DO THIS:
Extract each line holding the word "przez" from the entries.
--- BEGIN RECORDS FOR THE TASK ---
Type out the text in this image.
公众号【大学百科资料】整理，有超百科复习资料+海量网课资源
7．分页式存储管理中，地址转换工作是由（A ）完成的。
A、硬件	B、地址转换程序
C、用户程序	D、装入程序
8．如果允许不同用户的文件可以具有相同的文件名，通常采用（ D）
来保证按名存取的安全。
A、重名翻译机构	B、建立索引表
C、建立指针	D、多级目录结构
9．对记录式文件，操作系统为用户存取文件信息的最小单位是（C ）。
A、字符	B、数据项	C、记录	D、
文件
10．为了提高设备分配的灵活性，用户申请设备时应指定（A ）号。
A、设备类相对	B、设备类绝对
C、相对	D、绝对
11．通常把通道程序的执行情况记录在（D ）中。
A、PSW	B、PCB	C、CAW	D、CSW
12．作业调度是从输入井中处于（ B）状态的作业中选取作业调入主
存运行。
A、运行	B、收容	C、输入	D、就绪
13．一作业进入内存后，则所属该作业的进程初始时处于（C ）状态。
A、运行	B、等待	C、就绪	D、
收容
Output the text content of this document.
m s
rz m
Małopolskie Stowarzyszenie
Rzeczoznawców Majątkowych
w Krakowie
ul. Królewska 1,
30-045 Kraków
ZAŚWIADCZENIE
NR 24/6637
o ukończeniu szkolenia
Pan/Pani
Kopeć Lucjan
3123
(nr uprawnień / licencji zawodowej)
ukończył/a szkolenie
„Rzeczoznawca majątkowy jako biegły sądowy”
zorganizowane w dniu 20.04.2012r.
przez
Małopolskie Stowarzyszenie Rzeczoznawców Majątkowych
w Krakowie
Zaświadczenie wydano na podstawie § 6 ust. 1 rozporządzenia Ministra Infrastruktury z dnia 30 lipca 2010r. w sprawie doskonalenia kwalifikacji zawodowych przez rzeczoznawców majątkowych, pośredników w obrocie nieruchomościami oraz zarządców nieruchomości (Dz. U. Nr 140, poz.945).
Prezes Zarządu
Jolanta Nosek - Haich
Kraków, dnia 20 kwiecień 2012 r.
--- END RECORDS FOR THE TASK ---
--- BEGIN RECORDS FOR THE TASK ---
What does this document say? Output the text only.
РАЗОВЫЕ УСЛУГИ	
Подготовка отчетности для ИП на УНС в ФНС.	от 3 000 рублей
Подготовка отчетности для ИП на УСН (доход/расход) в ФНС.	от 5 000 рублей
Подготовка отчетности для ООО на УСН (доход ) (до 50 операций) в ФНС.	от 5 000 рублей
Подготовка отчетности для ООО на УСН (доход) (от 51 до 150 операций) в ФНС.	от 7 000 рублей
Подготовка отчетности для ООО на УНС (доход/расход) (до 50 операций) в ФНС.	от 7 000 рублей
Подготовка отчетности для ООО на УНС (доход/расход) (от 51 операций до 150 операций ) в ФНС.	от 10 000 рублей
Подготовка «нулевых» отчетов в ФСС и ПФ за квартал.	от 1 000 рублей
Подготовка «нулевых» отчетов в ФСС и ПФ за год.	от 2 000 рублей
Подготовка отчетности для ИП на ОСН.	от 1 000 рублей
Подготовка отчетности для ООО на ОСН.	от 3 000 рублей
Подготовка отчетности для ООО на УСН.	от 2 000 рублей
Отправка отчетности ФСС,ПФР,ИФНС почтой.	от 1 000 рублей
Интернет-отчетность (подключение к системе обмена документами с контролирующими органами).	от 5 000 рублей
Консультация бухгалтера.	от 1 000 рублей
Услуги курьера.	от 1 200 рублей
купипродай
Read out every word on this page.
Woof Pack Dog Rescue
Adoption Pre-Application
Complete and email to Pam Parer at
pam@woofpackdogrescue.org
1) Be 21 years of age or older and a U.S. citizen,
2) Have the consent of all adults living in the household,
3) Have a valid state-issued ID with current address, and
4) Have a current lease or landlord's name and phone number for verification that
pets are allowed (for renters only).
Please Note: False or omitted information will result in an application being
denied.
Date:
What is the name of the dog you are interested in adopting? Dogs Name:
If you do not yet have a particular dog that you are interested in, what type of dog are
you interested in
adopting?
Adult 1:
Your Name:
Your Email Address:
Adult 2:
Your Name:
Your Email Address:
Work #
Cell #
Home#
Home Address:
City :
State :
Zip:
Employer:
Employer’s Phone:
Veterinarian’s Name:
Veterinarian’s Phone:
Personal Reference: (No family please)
--- END RECORDS FOR THE TASK ---
OUTPUT:
przez
Zaświadczenie wydano na podstawie § 6 ust. 1 rozporządzenia Ministra Infrastruktury z dnia 30 lipca 2010r. w sprawie doskonalenia kwalifikacji zawodowych przez rzeczoznawców majątkowych, pośredników w obrocie nieruchomościami oraz zarządców nieruchomości (Dz. U. Nr 140, poz.945).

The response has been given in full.